> _Task statement_
Give back the full listing verbatim, apart from its images.

++++++++

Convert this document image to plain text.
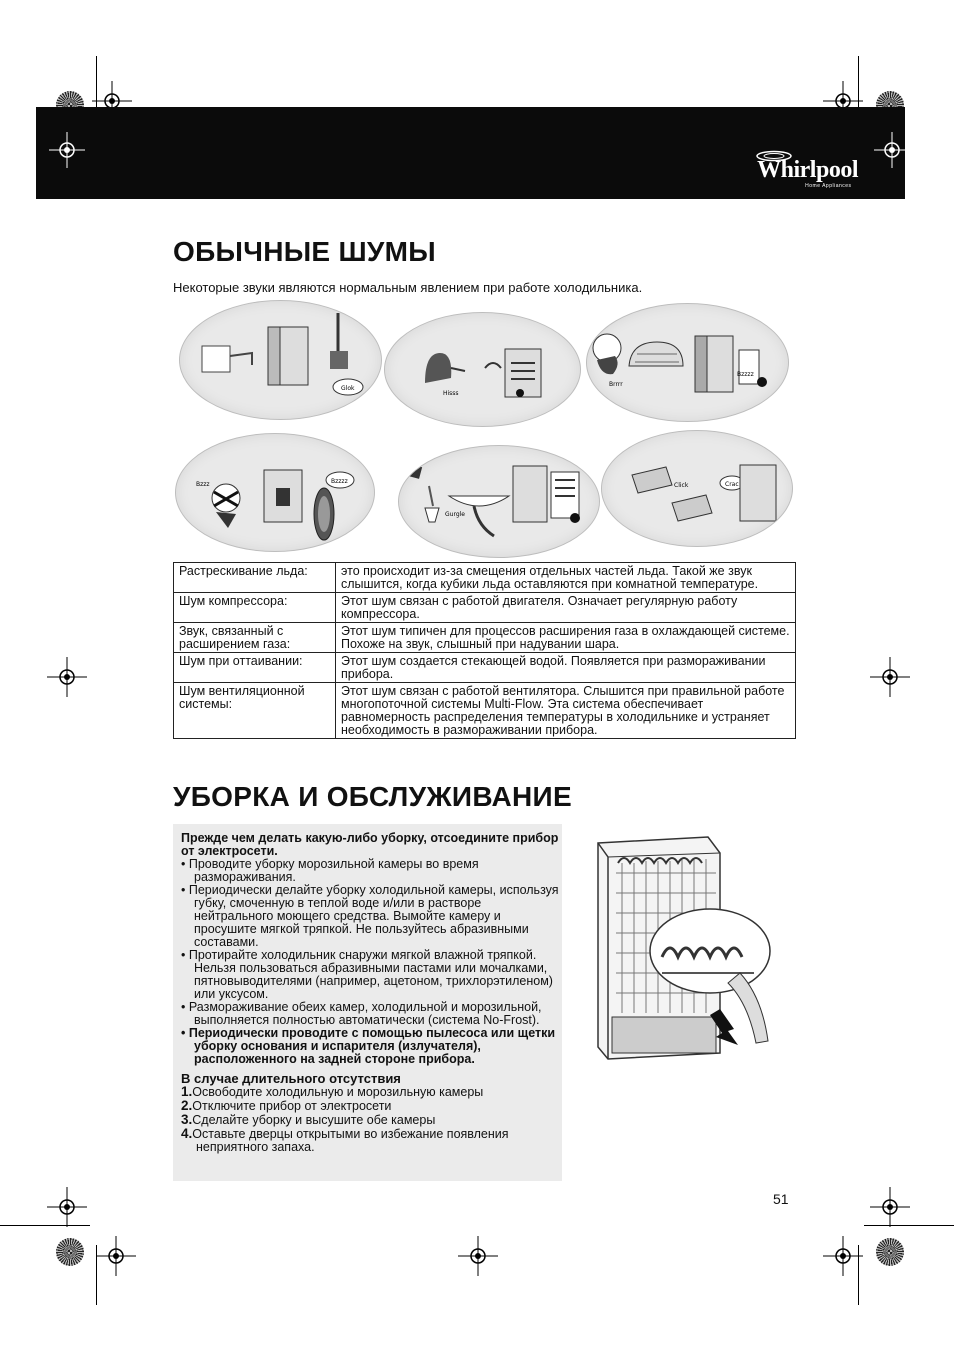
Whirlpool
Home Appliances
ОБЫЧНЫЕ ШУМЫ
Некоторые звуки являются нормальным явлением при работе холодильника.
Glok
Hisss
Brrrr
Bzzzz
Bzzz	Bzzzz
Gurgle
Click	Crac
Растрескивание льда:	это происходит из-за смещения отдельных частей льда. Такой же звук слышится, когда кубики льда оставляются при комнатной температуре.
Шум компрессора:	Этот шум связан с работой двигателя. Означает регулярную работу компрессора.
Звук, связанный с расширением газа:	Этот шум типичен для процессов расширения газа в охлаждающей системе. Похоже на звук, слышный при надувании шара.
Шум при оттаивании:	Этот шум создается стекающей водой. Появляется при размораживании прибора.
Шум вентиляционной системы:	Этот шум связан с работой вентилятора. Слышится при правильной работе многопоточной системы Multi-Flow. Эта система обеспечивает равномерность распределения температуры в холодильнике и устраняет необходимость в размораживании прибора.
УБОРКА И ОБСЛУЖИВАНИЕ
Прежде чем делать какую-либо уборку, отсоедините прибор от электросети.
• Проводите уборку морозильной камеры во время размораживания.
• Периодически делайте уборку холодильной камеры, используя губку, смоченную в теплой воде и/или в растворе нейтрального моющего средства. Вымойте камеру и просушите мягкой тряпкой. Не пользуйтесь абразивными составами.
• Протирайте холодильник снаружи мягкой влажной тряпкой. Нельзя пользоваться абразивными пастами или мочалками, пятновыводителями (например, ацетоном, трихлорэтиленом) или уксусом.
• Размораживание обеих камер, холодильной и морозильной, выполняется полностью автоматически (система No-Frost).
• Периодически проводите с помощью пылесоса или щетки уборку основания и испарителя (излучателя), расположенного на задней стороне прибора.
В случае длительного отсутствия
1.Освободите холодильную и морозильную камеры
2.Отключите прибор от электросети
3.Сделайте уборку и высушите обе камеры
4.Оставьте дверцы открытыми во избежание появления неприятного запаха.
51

++++++++

> _Finished answer_
Convert this document image to plain text.
Whirlpool
Home Appliances
ОБЫЧНЫЕ ШУМЫ
Некоторые звуки являются нормальным явлением при работе холодильника.
Glok
Hisss
Brrrr
Bzzzz
Bzzz	Bzzzz
Gurgle
Click	Crac
Растрескивание льда:	это происходит из-за смещения отдельных частей льда. Такой же звук слышится, когда кубики льда оставляются при комнатной температуре.
Шум компрессора:	Этот шум связан с работой двигателя. Означает регулярную работу компрессора.
Звук, связанный с расширением газа:	Этот шум типичен для процессов расширения газа в охлаждающей системе. Похоже на звук, слышный при надувании шара.
Шум при оттаивании:	Этот шум создается стекающей водой. Появляется при размораживании прибора.
Шум вентиляционной системы:	Этот шум связан с работой вентилятора. Слышится при правильной работе многопоточной системы Multi-Flow. Эта система обеспечивает равномерность распределения температуры в холодильнике и устраняет необходимость в размораживании прибора.
УБОРКА И ОБСЛУЖИВАНИЕ
Прежде чем делать какую-либо уборку, отсоедините прибор от электросети.
• Проводите уборку морозильной камеры во время размораживания.
• Периодически делайте уборку холодильной камеры, используя губку, смоченную в теплой воде и/или в растворе нейтрального моющего средства. Вымойте камеру и просушите мягкой тряпкой. Не пользуйтесь абразивными составами.
• Протирайте холодильник снаружи мягкой влажной тряпкой. Нельзя пользоваться абразивными пастами или мочалками, пятновыводителями (например, ацетоном, трихлорэтиленом) или уксусом.
• Размораживание обеих камер, холодильной и морозильной, выполняется полностью автоматически (система No-Frost).
• Периодически проводите с помощью пылесоса или щетки уборку основания и испарителя (излучателя), расположенного на задней стороне прибора.
В случае длительного отсутствия
1.Освободите холодильную и морозильную камеры
2.Отключите прибор от электросети
3.Сделайте уборку и высушите обе камеры
4.Оставьте дверцы открытыми во избежание появления неприятного запаха.
51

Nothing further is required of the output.